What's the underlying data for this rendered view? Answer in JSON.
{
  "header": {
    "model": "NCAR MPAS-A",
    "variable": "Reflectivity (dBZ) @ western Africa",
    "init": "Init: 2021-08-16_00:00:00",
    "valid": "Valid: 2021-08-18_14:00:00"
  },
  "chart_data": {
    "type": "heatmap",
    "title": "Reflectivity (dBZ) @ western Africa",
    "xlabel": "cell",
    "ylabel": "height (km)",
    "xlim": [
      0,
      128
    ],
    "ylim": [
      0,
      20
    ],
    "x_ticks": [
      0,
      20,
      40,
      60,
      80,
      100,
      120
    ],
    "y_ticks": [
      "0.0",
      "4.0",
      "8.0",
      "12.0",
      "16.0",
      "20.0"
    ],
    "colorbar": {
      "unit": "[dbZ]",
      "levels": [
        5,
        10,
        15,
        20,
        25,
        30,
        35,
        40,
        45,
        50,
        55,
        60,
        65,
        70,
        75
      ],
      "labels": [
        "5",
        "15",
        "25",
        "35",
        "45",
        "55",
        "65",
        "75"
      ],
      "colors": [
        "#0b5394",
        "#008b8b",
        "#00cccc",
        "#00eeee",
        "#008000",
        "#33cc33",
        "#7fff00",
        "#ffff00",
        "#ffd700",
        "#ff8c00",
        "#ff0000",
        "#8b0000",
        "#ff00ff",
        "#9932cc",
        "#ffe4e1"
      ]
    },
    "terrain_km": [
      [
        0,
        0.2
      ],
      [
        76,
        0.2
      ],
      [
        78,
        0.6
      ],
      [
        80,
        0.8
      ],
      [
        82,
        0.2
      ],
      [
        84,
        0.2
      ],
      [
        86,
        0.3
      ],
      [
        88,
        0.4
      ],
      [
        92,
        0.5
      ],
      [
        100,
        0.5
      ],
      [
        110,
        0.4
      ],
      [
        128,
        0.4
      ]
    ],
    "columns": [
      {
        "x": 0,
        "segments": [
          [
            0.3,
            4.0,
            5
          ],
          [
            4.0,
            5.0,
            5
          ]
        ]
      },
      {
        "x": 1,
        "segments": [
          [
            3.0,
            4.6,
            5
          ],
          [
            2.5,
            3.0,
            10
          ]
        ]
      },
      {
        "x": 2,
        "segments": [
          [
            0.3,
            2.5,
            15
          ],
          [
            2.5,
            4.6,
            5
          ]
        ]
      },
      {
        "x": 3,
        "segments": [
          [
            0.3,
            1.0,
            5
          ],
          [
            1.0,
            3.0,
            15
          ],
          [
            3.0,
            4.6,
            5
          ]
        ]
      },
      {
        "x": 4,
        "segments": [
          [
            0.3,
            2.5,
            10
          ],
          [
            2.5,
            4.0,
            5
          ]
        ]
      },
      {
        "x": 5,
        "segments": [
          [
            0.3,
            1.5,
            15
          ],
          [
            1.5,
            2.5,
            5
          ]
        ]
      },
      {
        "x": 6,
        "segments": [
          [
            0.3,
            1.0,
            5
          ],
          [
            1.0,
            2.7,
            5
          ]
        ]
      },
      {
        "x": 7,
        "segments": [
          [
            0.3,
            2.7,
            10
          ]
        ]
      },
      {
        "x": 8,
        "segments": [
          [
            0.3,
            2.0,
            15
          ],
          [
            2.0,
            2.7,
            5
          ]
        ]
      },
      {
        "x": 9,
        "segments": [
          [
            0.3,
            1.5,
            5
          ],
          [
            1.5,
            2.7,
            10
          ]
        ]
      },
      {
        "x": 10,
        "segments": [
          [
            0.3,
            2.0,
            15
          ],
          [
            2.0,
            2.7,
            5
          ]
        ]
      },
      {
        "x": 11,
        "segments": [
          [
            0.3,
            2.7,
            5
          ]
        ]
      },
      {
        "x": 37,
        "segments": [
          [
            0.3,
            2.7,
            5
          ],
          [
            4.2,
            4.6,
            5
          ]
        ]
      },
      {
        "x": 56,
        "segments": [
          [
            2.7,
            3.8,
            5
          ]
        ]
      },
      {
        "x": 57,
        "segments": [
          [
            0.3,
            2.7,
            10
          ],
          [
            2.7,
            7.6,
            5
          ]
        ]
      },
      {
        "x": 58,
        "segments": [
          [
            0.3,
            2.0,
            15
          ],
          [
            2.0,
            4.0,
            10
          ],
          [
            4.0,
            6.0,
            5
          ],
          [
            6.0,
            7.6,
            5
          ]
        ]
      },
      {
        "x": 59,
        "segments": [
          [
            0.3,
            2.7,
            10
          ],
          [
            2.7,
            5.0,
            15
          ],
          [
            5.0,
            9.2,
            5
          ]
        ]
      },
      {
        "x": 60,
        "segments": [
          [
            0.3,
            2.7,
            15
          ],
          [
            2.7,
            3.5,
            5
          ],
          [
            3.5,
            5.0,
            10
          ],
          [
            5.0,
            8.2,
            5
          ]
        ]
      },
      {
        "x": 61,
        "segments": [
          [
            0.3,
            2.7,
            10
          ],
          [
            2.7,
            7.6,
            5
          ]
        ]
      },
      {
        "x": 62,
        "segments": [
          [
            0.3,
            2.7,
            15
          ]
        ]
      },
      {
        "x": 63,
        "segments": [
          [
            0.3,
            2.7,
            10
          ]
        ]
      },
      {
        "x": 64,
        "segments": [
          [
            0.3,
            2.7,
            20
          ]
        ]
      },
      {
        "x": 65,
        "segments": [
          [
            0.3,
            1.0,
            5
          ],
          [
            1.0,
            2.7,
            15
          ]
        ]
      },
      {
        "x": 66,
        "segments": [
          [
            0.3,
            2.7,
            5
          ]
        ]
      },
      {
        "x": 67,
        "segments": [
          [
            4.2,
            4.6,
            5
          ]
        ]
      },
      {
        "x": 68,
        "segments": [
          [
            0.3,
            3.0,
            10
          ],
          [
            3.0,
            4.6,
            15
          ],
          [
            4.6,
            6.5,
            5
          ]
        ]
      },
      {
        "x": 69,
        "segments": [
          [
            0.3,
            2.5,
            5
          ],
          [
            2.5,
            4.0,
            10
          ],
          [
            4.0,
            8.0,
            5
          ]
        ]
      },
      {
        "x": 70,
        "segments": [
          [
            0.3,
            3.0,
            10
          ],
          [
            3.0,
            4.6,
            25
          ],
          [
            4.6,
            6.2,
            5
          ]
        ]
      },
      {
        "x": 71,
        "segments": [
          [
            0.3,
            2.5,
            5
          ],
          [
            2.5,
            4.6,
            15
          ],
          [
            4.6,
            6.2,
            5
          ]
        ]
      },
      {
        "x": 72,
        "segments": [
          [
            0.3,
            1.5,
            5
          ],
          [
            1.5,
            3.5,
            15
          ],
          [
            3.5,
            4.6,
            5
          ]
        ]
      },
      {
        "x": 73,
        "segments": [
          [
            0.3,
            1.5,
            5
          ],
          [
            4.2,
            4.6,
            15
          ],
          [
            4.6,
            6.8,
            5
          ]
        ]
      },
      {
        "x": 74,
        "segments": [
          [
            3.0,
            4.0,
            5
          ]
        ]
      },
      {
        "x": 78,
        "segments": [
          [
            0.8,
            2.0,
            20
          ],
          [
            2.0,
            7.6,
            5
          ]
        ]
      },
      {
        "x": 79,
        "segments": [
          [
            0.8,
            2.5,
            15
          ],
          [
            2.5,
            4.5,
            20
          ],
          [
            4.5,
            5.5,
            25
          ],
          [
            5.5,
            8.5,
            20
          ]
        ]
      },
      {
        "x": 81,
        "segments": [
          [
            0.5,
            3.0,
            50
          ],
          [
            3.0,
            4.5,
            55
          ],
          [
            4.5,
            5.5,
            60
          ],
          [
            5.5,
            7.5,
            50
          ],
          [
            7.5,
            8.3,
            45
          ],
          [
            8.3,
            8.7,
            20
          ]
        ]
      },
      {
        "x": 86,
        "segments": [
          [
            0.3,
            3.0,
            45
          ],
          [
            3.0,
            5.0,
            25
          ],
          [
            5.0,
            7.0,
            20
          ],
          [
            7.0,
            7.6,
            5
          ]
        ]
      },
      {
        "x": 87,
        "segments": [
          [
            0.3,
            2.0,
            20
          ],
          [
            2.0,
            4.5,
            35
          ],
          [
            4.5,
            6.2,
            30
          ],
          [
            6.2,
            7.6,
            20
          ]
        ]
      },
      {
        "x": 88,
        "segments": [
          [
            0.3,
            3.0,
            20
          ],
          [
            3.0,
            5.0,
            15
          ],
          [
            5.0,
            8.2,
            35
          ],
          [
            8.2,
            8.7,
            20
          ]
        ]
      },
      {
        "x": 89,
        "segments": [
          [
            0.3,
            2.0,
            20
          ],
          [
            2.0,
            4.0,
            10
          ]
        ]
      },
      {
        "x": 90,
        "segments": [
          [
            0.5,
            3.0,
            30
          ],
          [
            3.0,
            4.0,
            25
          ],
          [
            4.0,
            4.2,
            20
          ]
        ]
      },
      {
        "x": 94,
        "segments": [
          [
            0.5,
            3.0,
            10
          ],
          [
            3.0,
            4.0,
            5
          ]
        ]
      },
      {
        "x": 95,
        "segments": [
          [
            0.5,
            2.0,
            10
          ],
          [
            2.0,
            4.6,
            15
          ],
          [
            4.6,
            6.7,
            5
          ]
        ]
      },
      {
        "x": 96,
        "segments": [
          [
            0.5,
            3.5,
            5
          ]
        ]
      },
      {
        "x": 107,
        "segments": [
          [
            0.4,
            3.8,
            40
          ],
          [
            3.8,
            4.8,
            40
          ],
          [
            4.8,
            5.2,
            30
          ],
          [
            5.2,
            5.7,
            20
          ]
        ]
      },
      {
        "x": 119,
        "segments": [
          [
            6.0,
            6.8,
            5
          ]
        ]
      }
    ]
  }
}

^^^^^^^^

What is required :: From the records above, pick out and copy each line holding the word "western".

Result ::
    "variable": "Reflectivity (dBZ) @ western Africa",
    "title": "Reflectivity (dBZ) @ western Africa",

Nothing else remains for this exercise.